— begin Recorded information —

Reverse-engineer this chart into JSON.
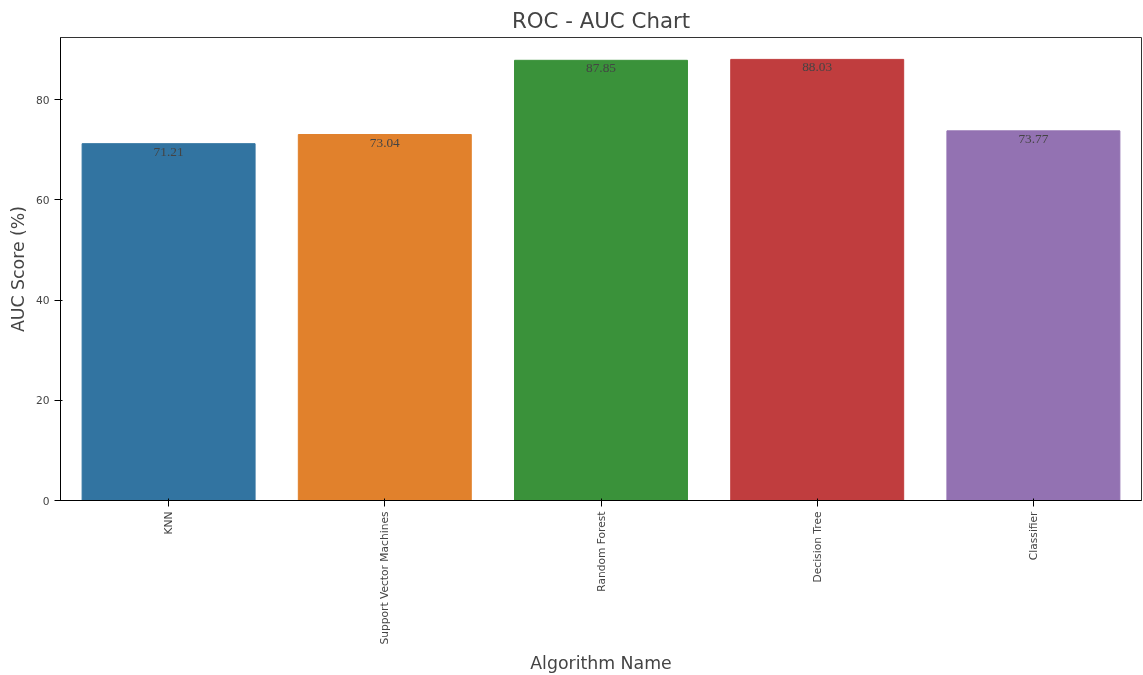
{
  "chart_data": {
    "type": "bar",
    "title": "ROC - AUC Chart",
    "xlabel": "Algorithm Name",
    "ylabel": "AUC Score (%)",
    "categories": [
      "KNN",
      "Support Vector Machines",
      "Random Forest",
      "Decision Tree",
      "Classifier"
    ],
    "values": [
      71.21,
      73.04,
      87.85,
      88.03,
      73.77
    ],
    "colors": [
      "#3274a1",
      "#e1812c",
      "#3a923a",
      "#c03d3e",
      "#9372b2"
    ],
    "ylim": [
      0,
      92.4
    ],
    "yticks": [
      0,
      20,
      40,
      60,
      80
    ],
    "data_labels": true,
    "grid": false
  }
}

— end Recorded information —

The task.
Pictures are to be left out; the records above must be repeated word for word.

Expected answer.
Reverse-engineer this chart into JSON.
{
  "chart_data": {
    "type": "bar",
    "title": "ROC - AUC Chart",
    "xlabel": "Algorithm Name",
    "ylabel": "AUC Score (%)",
    "categories": [
      "KNN",
      "Support Vector Machines",
      "Random Forest",
      "Decision Tree",
      "Classifier"
    ],
    "values": [
      71.21,
      73.04,
      87.85,
      88.03,
      73.77
    ],
    "colors": [
      "#3274a1",
      "#e1812c",
      "#3a923a",
      "#c03d3e",
      "#9372b2"
    ],
    "ylim": [
      0,
      92.4
    ],
    "yticks": [
      0,
      20,
      40,
      60,
      80
    ],
    "data_labels": true,
    "grid": false
  }
}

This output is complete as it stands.